◆ Job
Scan the lines below for the word "หารส". Copy each line you find it in.

◆ Material provided
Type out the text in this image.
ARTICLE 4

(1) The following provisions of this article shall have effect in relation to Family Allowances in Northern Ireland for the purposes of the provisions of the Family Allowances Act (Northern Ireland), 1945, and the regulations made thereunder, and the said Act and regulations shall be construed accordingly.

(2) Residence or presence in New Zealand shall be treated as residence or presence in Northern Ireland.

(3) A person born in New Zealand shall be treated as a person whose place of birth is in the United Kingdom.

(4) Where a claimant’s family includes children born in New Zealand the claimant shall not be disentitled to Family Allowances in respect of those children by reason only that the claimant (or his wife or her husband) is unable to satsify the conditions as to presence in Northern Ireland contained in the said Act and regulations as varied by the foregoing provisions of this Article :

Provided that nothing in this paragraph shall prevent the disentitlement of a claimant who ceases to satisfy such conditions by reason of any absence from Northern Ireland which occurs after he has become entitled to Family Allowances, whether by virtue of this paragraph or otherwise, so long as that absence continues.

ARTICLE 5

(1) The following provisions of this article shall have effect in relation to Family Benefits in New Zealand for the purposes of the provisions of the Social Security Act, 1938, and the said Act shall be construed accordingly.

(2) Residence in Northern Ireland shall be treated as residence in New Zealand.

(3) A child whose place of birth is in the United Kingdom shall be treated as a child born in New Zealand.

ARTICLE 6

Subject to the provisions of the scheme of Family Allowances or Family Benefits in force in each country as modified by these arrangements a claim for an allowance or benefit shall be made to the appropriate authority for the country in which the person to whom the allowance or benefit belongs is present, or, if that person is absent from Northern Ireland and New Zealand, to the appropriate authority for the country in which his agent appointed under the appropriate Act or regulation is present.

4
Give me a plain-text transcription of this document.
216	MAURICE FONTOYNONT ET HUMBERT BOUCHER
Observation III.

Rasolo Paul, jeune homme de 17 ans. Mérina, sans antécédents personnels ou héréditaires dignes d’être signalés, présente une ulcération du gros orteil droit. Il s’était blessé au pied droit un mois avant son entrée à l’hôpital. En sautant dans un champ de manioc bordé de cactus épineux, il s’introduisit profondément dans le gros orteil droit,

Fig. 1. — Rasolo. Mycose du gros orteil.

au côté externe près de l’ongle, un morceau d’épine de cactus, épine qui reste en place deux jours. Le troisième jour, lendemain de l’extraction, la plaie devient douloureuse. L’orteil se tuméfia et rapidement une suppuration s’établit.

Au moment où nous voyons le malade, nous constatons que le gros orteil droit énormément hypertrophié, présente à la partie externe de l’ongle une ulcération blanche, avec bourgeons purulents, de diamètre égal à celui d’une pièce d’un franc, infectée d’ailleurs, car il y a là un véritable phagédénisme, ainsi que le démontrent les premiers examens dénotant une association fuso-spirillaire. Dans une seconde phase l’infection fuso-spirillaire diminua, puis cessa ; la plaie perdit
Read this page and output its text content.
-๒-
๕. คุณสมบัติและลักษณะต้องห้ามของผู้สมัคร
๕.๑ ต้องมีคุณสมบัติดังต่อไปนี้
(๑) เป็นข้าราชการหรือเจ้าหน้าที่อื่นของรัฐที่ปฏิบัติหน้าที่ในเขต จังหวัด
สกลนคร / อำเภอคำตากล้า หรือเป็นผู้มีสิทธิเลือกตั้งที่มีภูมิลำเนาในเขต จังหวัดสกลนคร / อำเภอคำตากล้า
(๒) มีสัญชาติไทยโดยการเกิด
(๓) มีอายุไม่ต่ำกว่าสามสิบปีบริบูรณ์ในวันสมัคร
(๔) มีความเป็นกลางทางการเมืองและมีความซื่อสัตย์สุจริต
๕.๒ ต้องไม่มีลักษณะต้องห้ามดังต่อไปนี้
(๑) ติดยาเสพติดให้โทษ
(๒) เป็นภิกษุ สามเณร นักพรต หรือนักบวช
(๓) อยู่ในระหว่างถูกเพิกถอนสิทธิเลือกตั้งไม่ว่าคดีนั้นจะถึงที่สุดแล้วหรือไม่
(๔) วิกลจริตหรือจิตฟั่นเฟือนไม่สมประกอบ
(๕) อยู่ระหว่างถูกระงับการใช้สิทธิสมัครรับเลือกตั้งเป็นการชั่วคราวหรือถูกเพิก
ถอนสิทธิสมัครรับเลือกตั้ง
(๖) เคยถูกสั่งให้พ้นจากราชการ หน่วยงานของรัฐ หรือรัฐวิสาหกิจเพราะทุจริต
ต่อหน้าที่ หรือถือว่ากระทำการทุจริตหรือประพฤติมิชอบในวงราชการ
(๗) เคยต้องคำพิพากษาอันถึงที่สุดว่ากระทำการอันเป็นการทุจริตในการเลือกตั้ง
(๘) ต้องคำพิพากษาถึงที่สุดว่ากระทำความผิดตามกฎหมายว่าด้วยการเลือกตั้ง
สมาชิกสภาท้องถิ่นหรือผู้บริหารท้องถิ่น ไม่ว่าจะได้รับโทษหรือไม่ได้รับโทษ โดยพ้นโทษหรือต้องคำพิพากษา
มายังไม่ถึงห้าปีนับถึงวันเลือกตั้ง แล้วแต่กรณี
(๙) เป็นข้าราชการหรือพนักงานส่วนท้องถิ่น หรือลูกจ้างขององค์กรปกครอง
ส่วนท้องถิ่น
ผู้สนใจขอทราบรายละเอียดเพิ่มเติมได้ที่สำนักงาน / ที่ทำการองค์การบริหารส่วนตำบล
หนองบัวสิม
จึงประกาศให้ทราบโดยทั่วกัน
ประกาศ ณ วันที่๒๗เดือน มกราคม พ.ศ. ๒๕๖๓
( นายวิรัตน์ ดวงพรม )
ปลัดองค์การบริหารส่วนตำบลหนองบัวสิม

◆ Task result
ผู้สนใจขอทราบรายละเอียดเพิ่มเติมได้ที่สำนักงาน / ที่ทำการองค์การบริหารส่วนตำบล
ปลัดองค์การบริหารส่วนตำบลหนองบัวสิม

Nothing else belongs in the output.